## begin
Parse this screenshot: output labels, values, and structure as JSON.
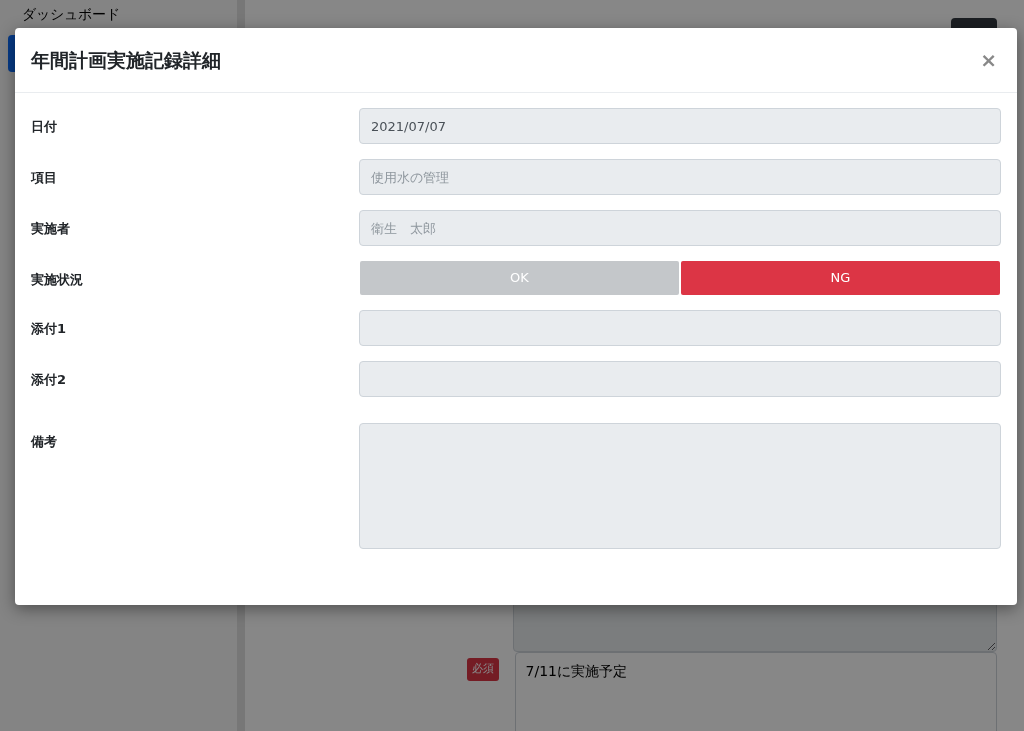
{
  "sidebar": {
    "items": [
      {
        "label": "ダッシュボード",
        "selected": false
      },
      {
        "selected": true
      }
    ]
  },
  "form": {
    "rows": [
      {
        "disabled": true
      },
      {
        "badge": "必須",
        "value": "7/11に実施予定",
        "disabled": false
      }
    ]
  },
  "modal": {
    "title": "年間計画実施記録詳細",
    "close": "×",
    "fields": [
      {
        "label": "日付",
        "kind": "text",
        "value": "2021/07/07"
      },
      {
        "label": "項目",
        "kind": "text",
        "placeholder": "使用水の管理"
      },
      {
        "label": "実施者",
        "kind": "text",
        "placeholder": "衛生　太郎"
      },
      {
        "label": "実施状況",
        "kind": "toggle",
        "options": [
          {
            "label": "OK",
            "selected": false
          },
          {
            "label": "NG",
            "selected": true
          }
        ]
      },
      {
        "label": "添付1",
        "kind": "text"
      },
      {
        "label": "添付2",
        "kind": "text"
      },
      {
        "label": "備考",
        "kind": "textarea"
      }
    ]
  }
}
## end
▶ _GOAL OF THE EXERCISE_
Tally the lines of the records holding the word "false", then give only the resulting number.

▶ _COMPLETE ANSWER_
3